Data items
========
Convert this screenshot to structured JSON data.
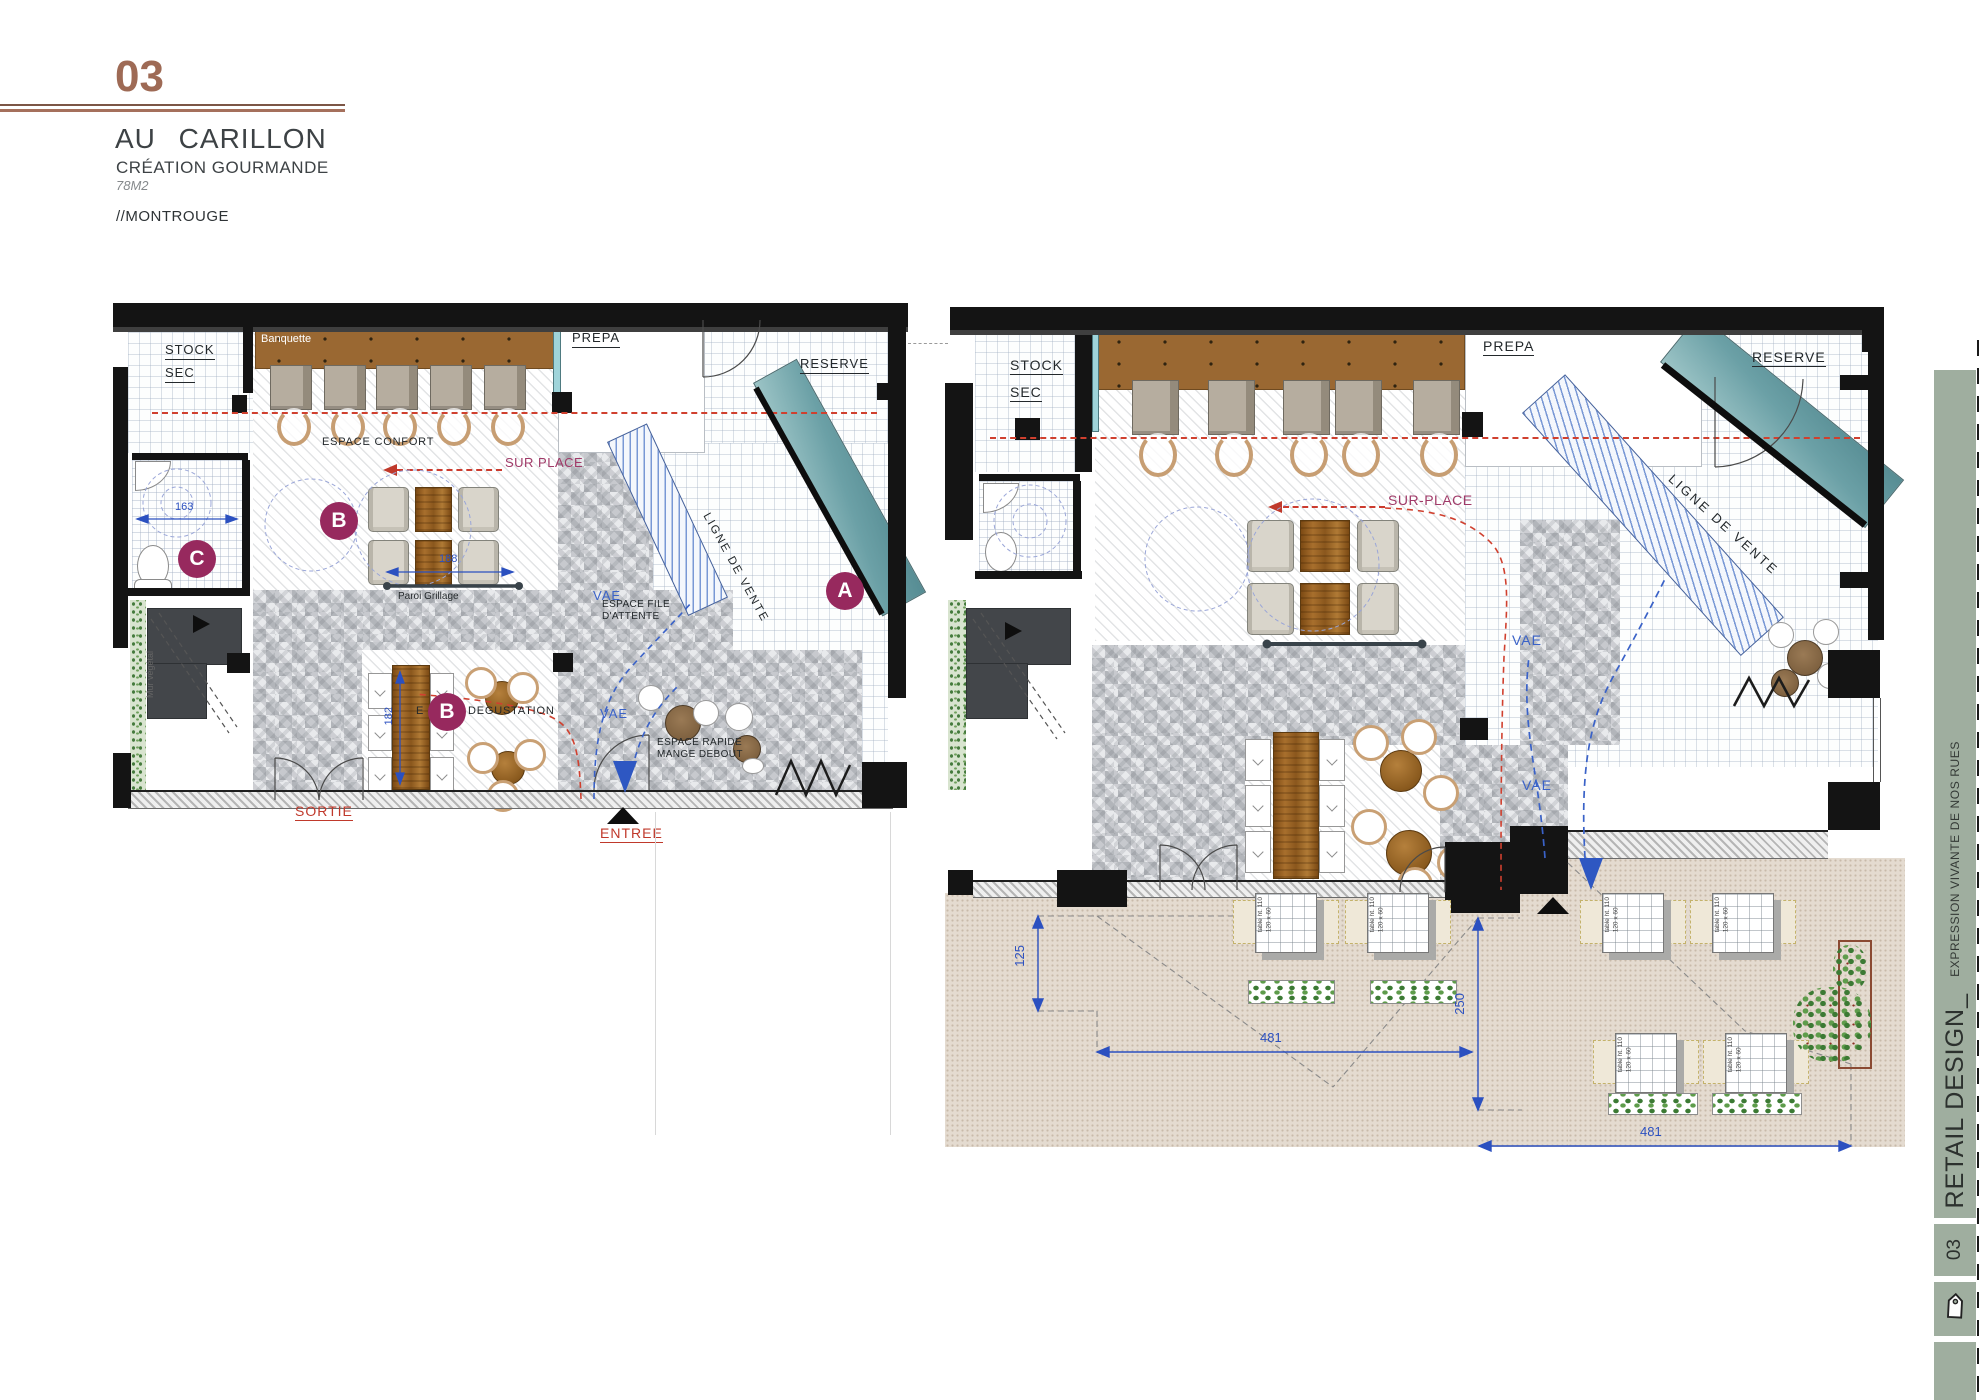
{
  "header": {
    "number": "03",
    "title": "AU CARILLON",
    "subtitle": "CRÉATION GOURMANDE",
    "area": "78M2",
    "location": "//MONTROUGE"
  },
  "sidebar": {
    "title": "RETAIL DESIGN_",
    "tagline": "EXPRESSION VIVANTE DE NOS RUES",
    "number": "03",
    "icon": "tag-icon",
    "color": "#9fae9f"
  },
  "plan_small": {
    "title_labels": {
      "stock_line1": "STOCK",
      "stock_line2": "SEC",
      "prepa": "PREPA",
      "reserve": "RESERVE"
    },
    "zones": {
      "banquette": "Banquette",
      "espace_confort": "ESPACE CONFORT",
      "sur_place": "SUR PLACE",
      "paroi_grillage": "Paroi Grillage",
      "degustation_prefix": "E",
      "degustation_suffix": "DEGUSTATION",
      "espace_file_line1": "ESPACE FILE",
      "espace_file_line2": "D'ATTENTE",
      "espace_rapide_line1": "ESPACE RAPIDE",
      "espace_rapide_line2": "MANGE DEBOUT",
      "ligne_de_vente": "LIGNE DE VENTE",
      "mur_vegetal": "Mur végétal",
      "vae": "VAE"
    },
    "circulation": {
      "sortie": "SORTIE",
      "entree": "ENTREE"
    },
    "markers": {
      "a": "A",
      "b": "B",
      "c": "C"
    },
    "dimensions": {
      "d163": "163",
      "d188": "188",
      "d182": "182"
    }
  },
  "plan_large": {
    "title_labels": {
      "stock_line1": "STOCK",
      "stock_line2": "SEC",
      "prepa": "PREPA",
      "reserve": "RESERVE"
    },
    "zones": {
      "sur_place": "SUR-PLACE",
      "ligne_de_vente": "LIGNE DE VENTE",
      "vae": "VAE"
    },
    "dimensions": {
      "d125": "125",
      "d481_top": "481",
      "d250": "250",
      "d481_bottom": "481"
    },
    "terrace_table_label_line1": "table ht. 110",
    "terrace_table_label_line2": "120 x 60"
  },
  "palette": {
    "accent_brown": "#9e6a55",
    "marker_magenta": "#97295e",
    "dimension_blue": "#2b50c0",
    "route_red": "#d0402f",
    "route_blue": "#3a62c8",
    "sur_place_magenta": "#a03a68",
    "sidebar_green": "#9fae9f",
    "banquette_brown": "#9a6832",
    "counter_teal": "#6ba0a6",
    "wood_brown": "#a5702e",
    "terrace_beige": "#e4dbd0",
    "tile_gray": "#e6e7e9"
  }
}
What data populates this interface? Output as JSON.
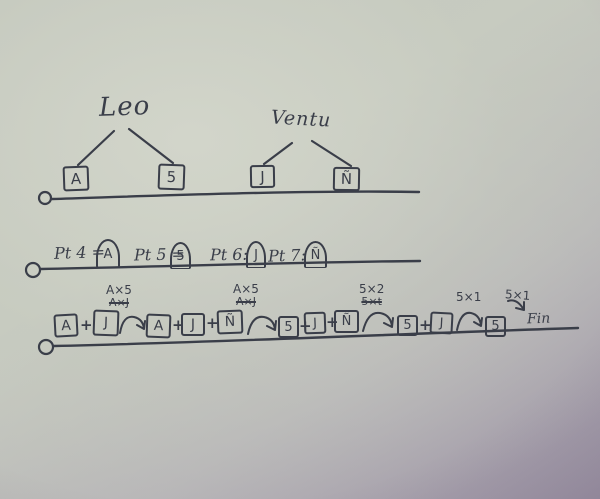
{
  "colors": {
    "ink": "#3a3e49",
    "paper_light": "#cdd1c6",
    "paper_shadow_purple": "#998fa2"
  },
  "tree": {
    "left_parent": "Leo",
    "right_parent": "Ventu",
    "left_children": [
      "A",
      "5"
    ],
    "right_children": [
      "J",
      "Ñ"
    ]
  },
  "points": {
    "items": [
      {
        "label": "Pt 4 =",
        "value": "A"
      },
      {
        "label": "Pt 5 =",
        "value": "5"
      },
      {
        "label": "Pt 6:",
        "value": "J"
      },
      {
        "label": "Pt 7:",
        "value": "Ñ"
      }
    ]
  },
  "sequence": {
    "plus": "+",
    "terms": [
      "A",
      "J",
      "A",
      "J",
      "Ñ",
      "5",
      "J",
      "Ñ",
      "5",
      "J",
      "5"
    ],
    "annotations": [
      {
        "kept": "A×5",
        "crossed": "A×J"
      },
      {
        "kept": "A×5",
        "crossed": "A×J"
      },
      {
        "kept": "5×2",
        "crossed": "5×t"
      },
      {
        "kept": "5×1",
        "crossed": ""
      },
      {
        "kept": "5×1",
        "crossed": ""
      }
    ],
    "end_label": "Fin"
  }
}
========
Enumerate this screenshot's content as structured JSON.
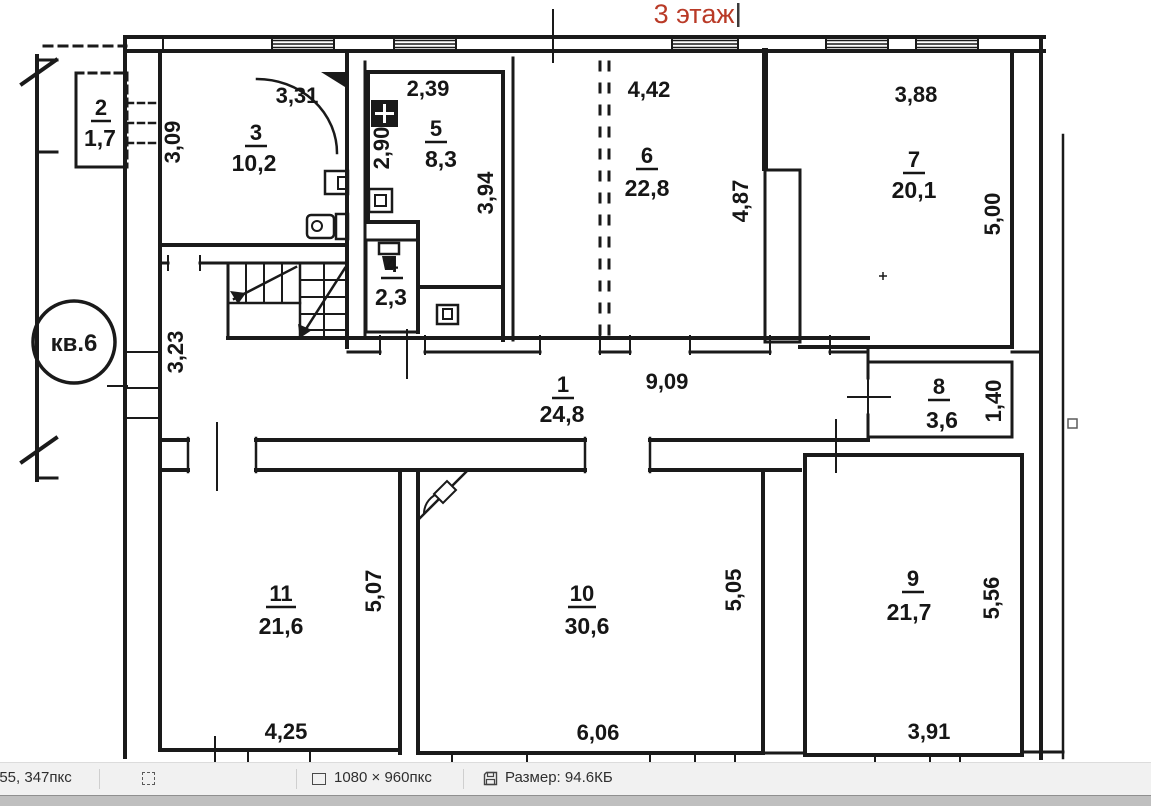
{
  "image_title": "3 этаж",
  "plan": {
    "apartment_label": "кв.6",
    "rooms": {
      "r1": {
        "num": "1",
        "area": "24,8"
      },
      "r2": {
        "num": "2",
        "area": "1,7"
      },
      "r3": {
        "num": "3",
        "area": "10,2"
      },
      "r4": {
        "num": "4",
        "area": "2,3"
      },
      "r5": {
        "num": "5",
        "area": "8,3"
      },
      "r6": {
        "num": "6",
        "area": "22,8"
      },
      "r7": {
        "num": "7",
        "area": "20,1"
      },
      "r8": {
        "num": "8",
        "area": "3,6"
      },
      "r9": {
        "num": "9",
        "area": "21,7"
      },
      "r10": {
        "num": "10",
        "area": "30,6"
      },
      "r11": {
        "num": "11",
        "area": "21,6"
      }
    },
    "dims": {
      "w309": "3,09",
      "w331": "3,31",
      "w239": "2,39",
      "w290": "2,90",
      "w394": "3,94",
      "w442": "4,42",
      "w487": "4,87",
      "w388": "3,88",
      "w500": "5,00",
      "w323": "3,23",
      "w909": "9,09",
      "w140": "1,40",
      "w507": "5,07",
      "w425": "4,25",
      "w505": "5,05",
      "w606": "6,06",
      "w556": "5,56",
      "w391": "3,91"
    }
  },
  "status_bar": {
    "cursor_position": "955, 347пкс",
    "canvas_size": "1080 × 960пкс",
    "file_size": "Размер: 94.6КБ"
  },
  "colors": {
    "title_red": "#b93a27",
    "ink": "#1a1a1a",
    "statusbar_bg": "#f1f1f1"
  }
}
========
Extract each line from the listing that holds the word "structured".

Convert this screenshot to structured JSON data.
Enumerate this screenshot's content as structured JSON.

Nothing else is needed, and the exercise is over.